▶ **Description of the task**
In the data below, locate each line with the word "heading" and list it.

▶ **Stored data**
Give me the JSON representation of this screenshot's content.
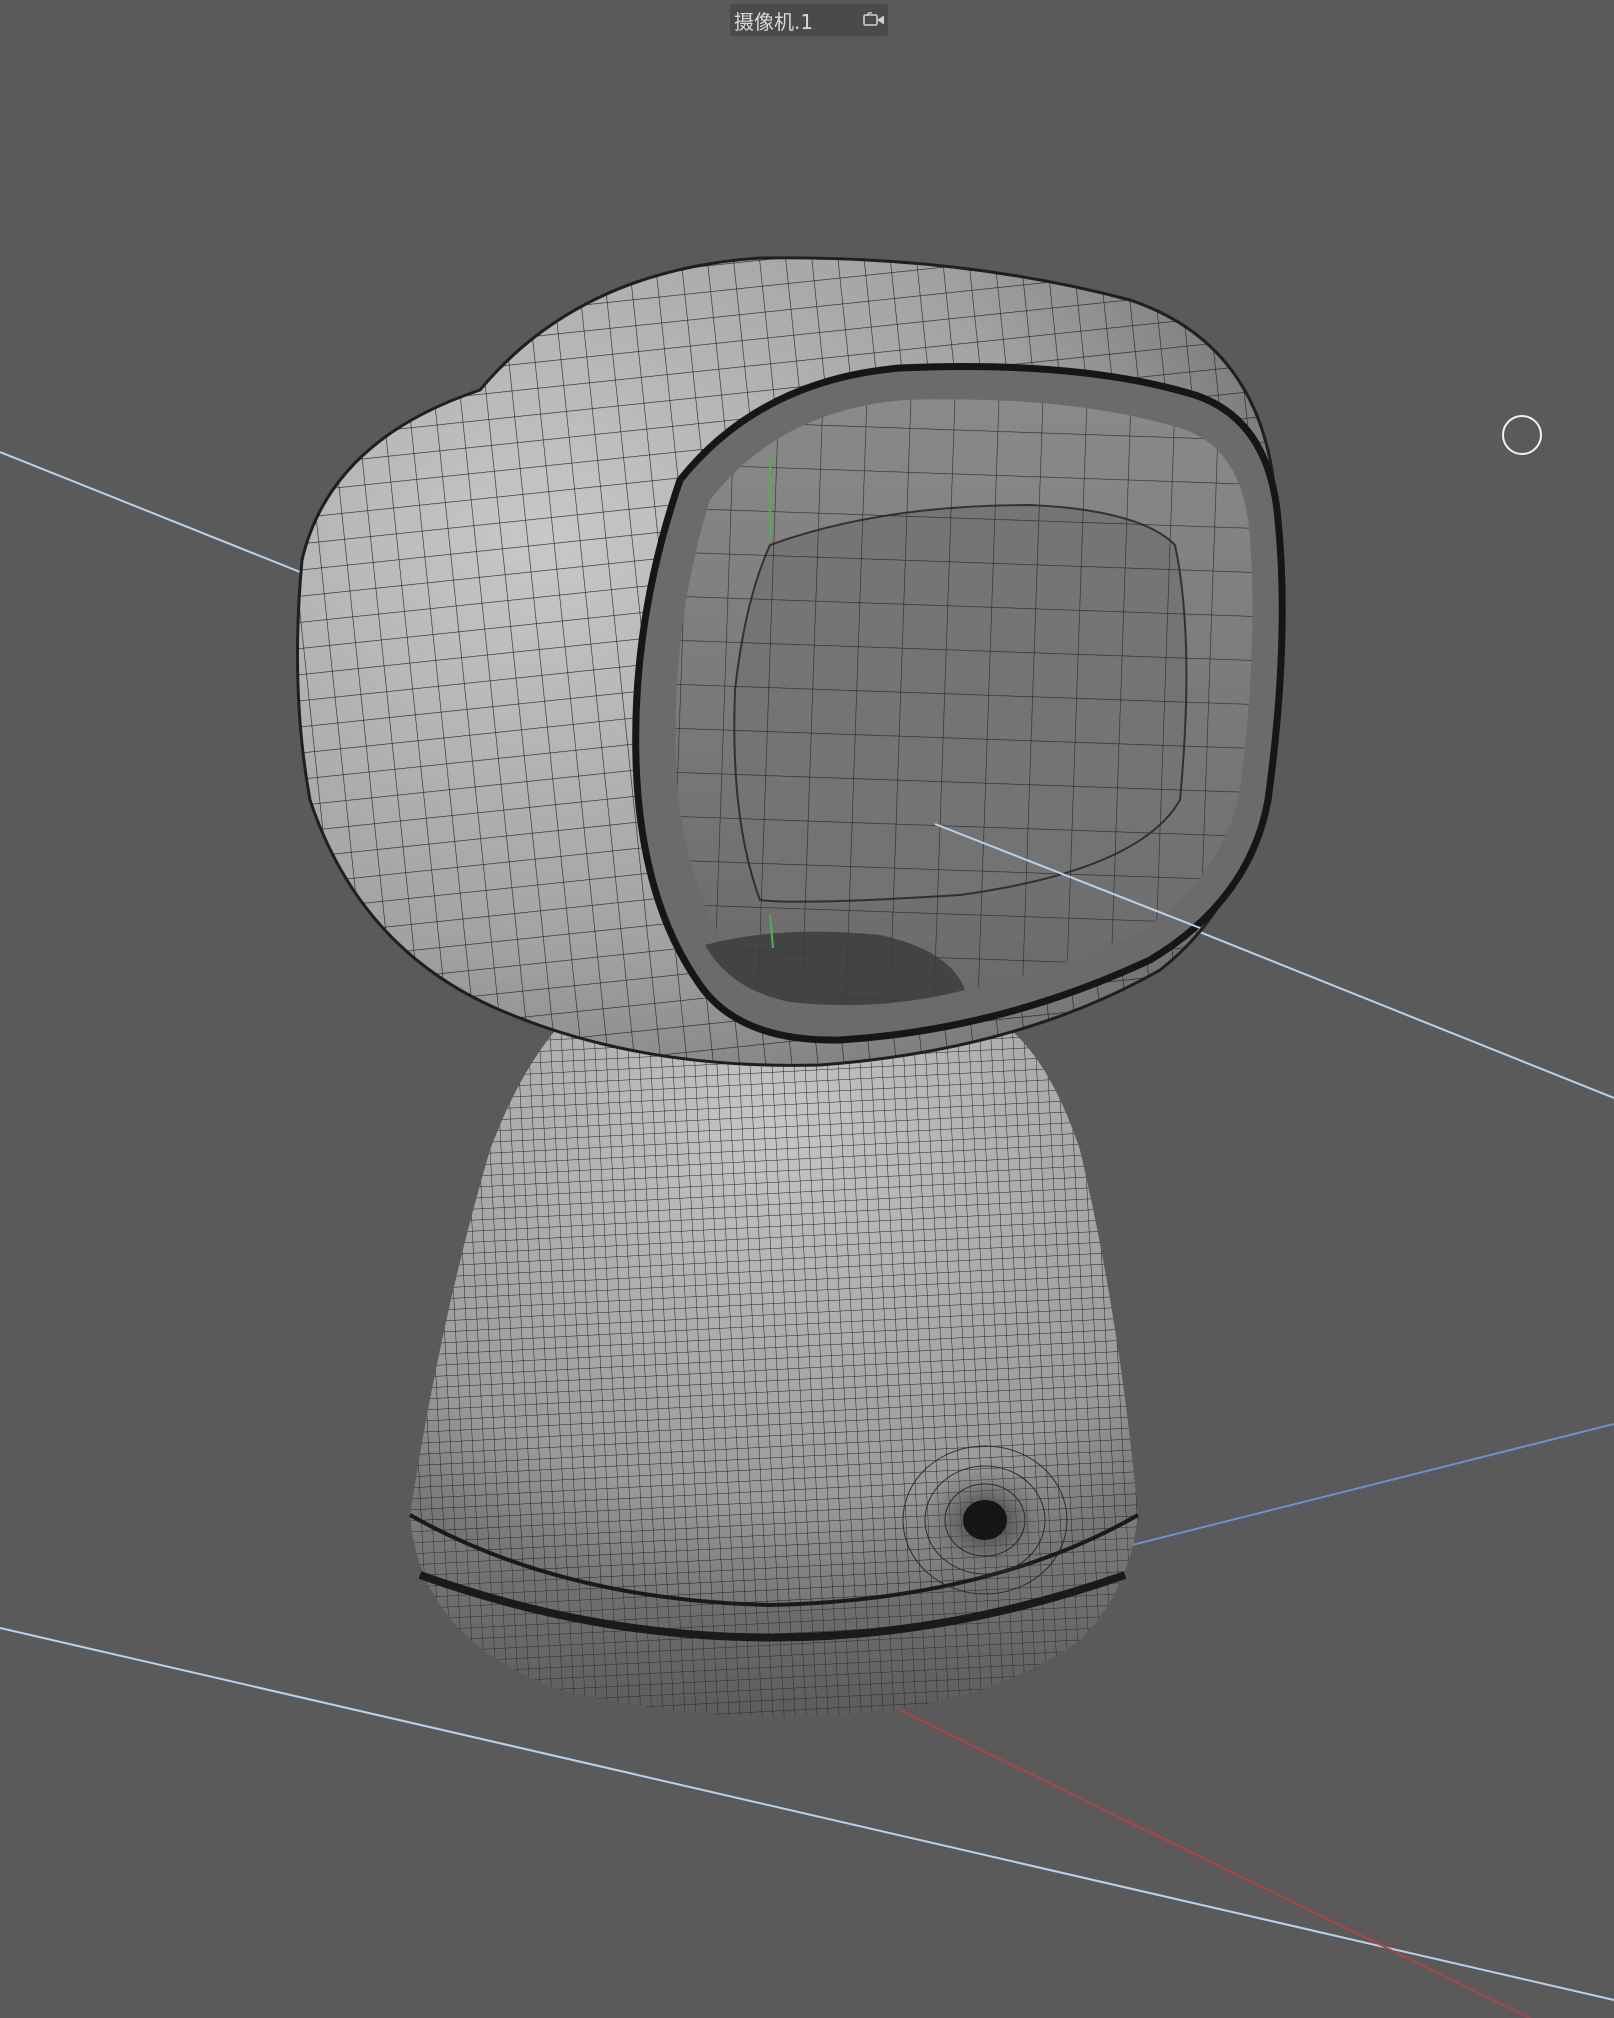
{
  "viewport": {
    "camera_name": "摄像机.1",
    "camera_icon": "video-camera-icon"
  },
  "colors": {
    "background": "#5a5a5a",
    "mesh_shade_light": "#bdbdbd",
    "mesh_shade_dark": "#5f5f5f",
    "wire": "#222222",
    "guide_line": "#b9d3ee",
    "axis_x": "#b04444",
    "axis_z": "#6c8fd6",
    "axis_y": "#4fb04f"
  }
}
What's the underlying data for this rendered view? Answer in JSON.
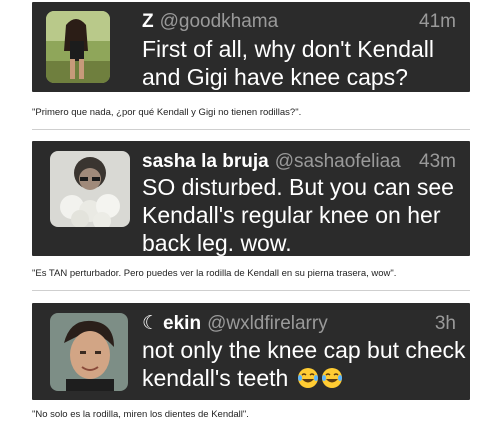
{
  "tweets": [
    {
      "name": "Z",
      "handle": "@goodkhama",
      "time": "41m",
      "text_lines": [
        "First of all, why don't Kendall",
        "and Gigi have knee caps?"
      ],
      "caption": "\"Primero que nada, ¿por qué Kendall y Gigi no tienen rodillas?\"."
    },
    {
      "name": "sasha la bruja",
      "handle": "@sashaofeliaa",
      "time": "43m",
      "text_lines": [
        "SO disturbed. But you can see",
        "Kendall's regular knee on her",
        "back leg. wow."
      ],
      "caption": "\"Es TAN perturbador. Pero puedes ver la rodilla de Kendall en su pierna trasera, wow\"."
    },
    {
      "name": "ekin",
      "name_prefix": "☾",
      "handle": "@wxldfirelarry",
      "time": "3h",
      "text_lines": [
        "not only the knee cap but check",
        "kendall's teeth"
      ],
      "emoji": [
        "face-with-tears-of-joy",
        "face-with-tears-of-joy"
      ],
      "caption": "\"No solo es la rodilla, miren los dientes de Kendall\"."
    }
  ],
  "colors": {
    "tweet_bg": "#2b2b2b",
    "handle_gray": "#9a9a9a",
    "text_white": "#ffffff",
    "divider": "#cfcfcf"
  }
}
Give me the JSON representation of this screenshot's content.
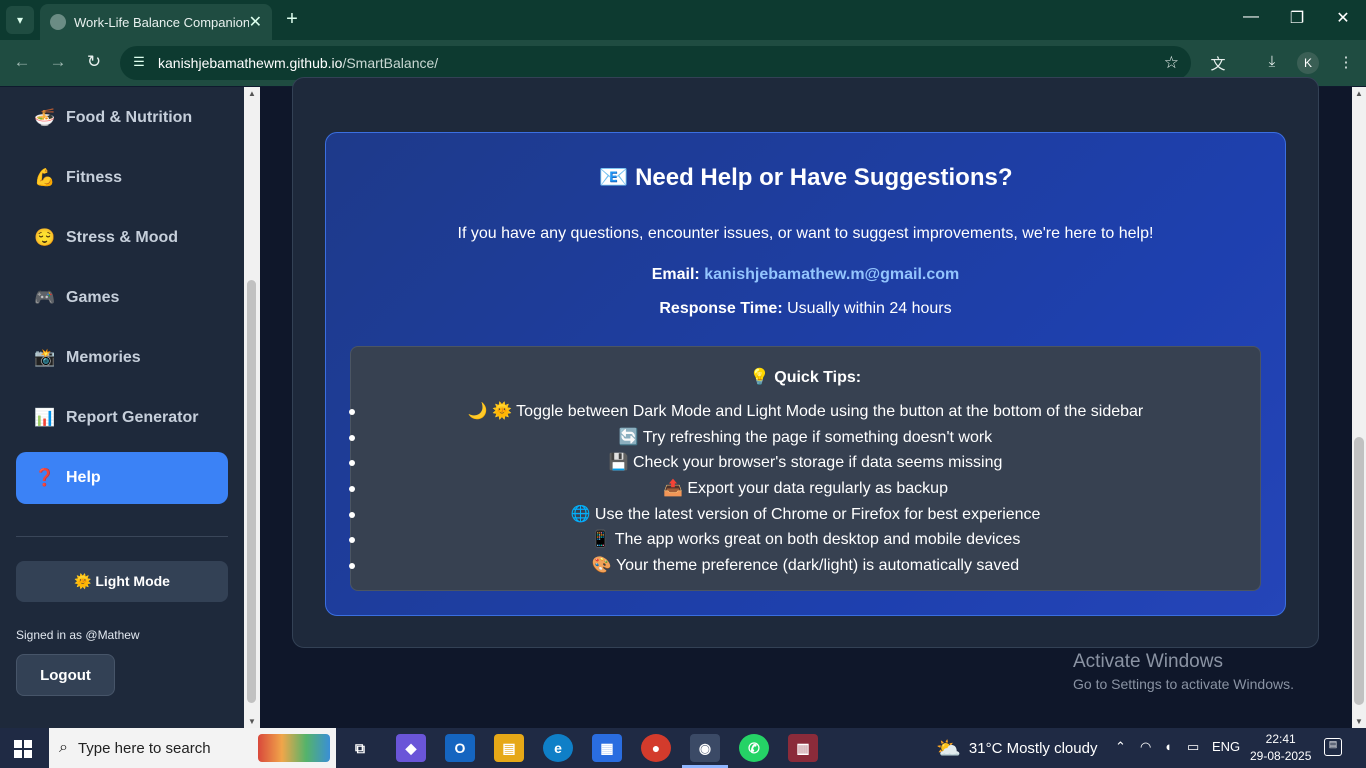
{
  "browser": {
    "tab_title": "Work-Life Balance Companion",
    "url_host": "kanishjebamathewm.github.io",
    "url_path": "/SmartBalance/",
    "profile_initial": "K"
  },
  "sidebar": {
    "items": [
      {
        "icon": "🍜",
        "label": "Food & Nutrition"
      },
      {
        "icon": "💪",
        "label": "Fitness"
      },
      {
        "icon": "😌",
        "label": "Stress & Mood"
      },
      {
        "icon": "🎮",
        "label": "Games"
      },
      {
        "icon": "📸",
        "label": "Memories"
      },
      {
        "icon": "📊",
        "label": "Report Generator"
      },
      {
        "icon": "❓",
        "label": "Help"
      }
    ],
    "mode_button": "🌞 Light Mode",
    "signed_in": "Signed in as @Mathew",
    "logout": "Logout"
  },
  "help": {
    "title": "📧 Need Help or Have Suggestions?",
    "intro": "If you have any questions, encounter issues, or want to suggest improvements, we're here to help!",
    "email_label": "Email:",
    "email": "kanishjebamathew.m@gmail.com",
    "response_label": "Response Time:",
    "response": "Usually within 24 hours",
    "tips_title": "💡 Quick Tips:",
    "tips": [
      "🌙 🌞 Toggle between Dark Mode and Light Mode using the button at the bottom of the sidebar",
      "🔄 Try refreshing the page if something doesn't work",
      "💾 Check your browser's storage if data seems missing",
      "📤 Export your data regularly as backup",
      "🌐 Use the latest version of Chrome or Firefox for best experience",
      "📱 The app works great on both desktop and mobile devices",
      "🎨 Your theme preference (dark/light) is automatically saved"
    ]
  },
  "watermark": {
    "line1": "Activate Windows",
    "line2": "Go to Settings to activate Windows."
  },
  "taskbar": {
    "search_placeholder": "Type here to search",
    "weather": "31°C  Mostly cloudy",
    "language": "ENG",
    "time": "22:41",
    "date": "29-08-2025"
  }
}
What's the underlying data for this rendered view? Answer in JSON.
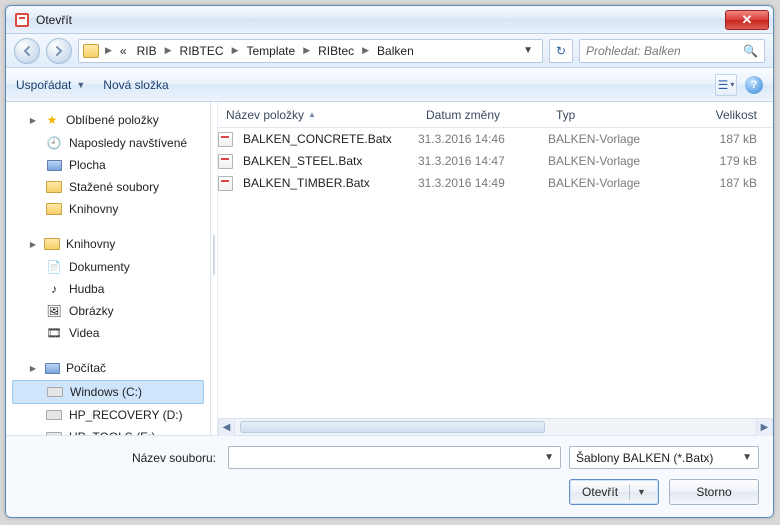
{
  "title": "Otevřít",
  "breadcrumb": {
    "hint": "«",
    "parts": [
      "RIB",
      "RIBTEC",
      "Template",
      "RIBtec",
      "Balken"
    ]
  },
  "search": {
    "placeholder": "Prohledat: Balken"
  },
  "toolbar": {
    "organize": "Uspořádat",
    "new_folder": "Nová složka"
  },
  "columns": {
    "name": "Název položky",
    "date": "Datum změny",
    "type": "Typ",
    "size": "Velikost"
  },
  "files": [
    {
      "name": "BALKEN_CONCRETE.Batx",
      "date": "31.3.2016 14:46",
      "type": "BALKEN-Vorlage",
      "size": "187 kB"
    },
    {
      "name": "BALKEN_STEEL.Batx",
      "date": "31.3.2016 14:47",
      "type": "BALKEN-Vorlage",
      "size": "179 kB"
    },
    {
      "name": "BALKEN_TIMBER.Batx",
      "date": "31.3.2016 14:49",
      "type": "BALKEN-Vorlage",
      "size": "187 kB"
    }
  ],
  "tree": {
    "favorites": {
      "label": "Oblíbené položky",
      "items": [
        "Naposledy navštívené",
        "Plocha",
        "Stažené soubory",
        "Knihovny"
      ]
    },
    "libraries": {
      "label": "Knihovny",
      "items": [
        "Dokumenty",
        "Hudba",
        "Obrázky",
        "Videa"
      ]
    },
    "computer": {
      "label": "Počítač",
      "items": [
        "Windows  (C:)",
        "HP_RECOVERY (D:)",
        "HP_TOOLS (E:)"
      ]
    }
  },
  "form": {
    "filename_label": "Název souboru:",
    "filename_value": "",
    "filter": "Šablony BALKEN (*.Batx)",
    "open": "Otevřít",
    "cancel": "Storno"
  }
}
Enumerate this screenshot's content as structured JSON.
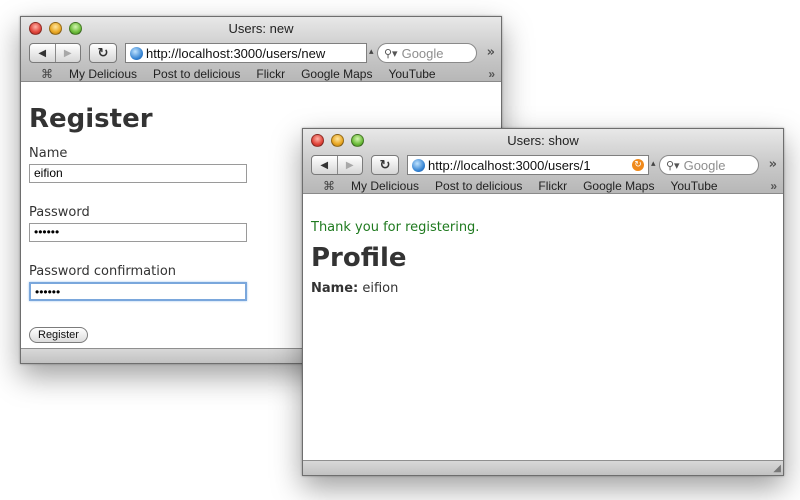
{
  "windows": {
    "new": {
      "title": "Users: new",
      "url": "http://localhost:3000/users/new",
      "search_placeholder": "Google",
      "bookmarks": [
        "My Delicious",
        "Post to delicious",
        "Flickr",
        "Google Maps",
        "YouTube"
      ],
      "page": {
        "heading": "Register",
        "name_label": "Name",
        "name_value": "eifion",
        "password_label": "Password",
        "password_value": "••••••",
        "confirm_label": "Password confirmation",
        "confirm_value": "••••••",
        "submit_label": "Register"
      }
    },
    "show": {
      "title": "Users: show",
      "url": "http://localhost:3000/users/1",
      "search_placeholder": "Google",
      "bookmarks": [
        "My Delicious",
        "Post to delicious",
        "Flickr",
        "Google Maps",
        "YouTube"
      ],
      "page": {
        "notice": "Thank you for registering.",
        "heading": "Profile",
        "name_label": "Name:",
        "name_value": "eifion"
      }
    }
  },
  "glyphs": {
    "back": "◀",
    "forward": "▶",
    "reload": "↻",
    "search": "⚲▾",
    "overflow": "»",
    "bookmarks_book": "⌘",
    "caret": "▴",
    "rss": "↻",
    "grip": "◢"
  },
  "colors": {
    "notice": "#1f7a1f",
    "heading": "#333333",
    "focus_ring": "#7aa7dc"
  }
}
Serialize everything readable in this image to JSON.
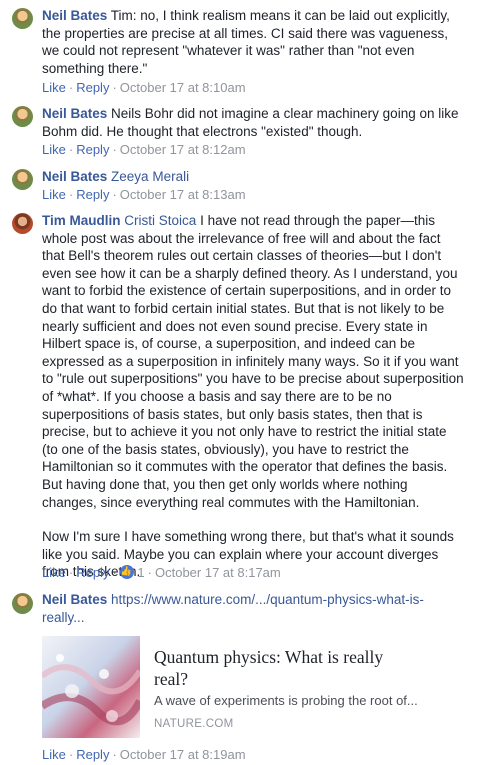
{
  "comments": [
    {
      "author": "Neil Bates",
      "mention": "",
      "lines": [
        "Tim: no, I think realism means it can be laid out explicitly,",
        "the properties are precise at all times. CI said there was vagueness,",
        "we could not represent \"whatever it was\" rather than \"not even",
        "something there.\""
      ],
      "like": "Like",
      "reply": "Reply",
      "time": "October 17 at 8:10am"
    },
    {
      "author": "Neil Bates",
      "mention": "",
      "lines": [
        "Neils Bohr did not imagine a clear machinery going on like",
        "Bohm did. He thought that electrons \"existed\" though."
      ],
      "like": "Like",
      "reply": "Reply",
      "time": "October 17 at 8:12am"
    },
    {
      "author": "Neil Bates",
      "mention": "Zeeya Merali",
      "lines": [],
      "like": "Like",
      "reply": "Reply",
      "time": "October 17 at 8:13am"
    },
    {
      "author": "Tim Maudlin",
      "mention": "Cristi Stoica",
      "lines": [
        "I have not read through the paper—this",
        "whole post was about the irrelevance of free will and about the fact",
        "that Bell's theorem rules out certain classes of theories—but I don't",
        "even see how it can be a sharply defined theory. As I understand, you",
        "want to forbid the existence of certain superpositions, and in order to",
        "do that want to forbid certain initial states. But that is not likely to be",
        "nearly sufficient and does not even sound precise. Every state in",
        "Hilbert space is, of course, a superposition, and indeed can be",
        "expressed as a superposition in infinitely many ways. So it if you want",
        "to \"rule out superpositions\" you have to be precise about superposition",
        "of *what*. If you choose a basis and say there are to be no",
        "superpositions of basis states, but only basis states, then that is",
        "precise, but to achieve it you not only have to restrict the initial state",
        "(to one of the basis states, obviously), you have to restrict the",
        "Hamiltonian so it commutes with the operator that defines the basis.",
        "But having done that, you then get only worlds where nothing",
        "changes, since everything real commutes with the Hamiltonian."
      ],
      "lines2": [
        "Now I'm sure I have something wrong there, but that's what it sounds",
        "like you said. Maybe you can explain where your account diverges",
        "from this sketch."
      ],
      "like": "Like",
      "reply": "Reply",
      "reactions": "1",
      "time": "October 17 at 8:17am"
    },
    {
      "author": "Neil Bates",
      "mention": "",
      "link_lines": [
        "https://www.nature.com/.../quantum-physics-what-is-",
        "really..."
      ],
      "like": "Like",
      "reply": "Reply",
      "time": "October 17 at 8:19am"
    }
  ],
  "preview": {
    "title_lines": [
      "Quantum physics: What is really",
      "real?"
    ],
    "description": "A wave of experiments is probing the root of...",
    "domain": "NATURE.COM"
  }
}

▶ **Written solution**
        "heading": "Register",
        "heading": "Profile",
    "heading": "#333333",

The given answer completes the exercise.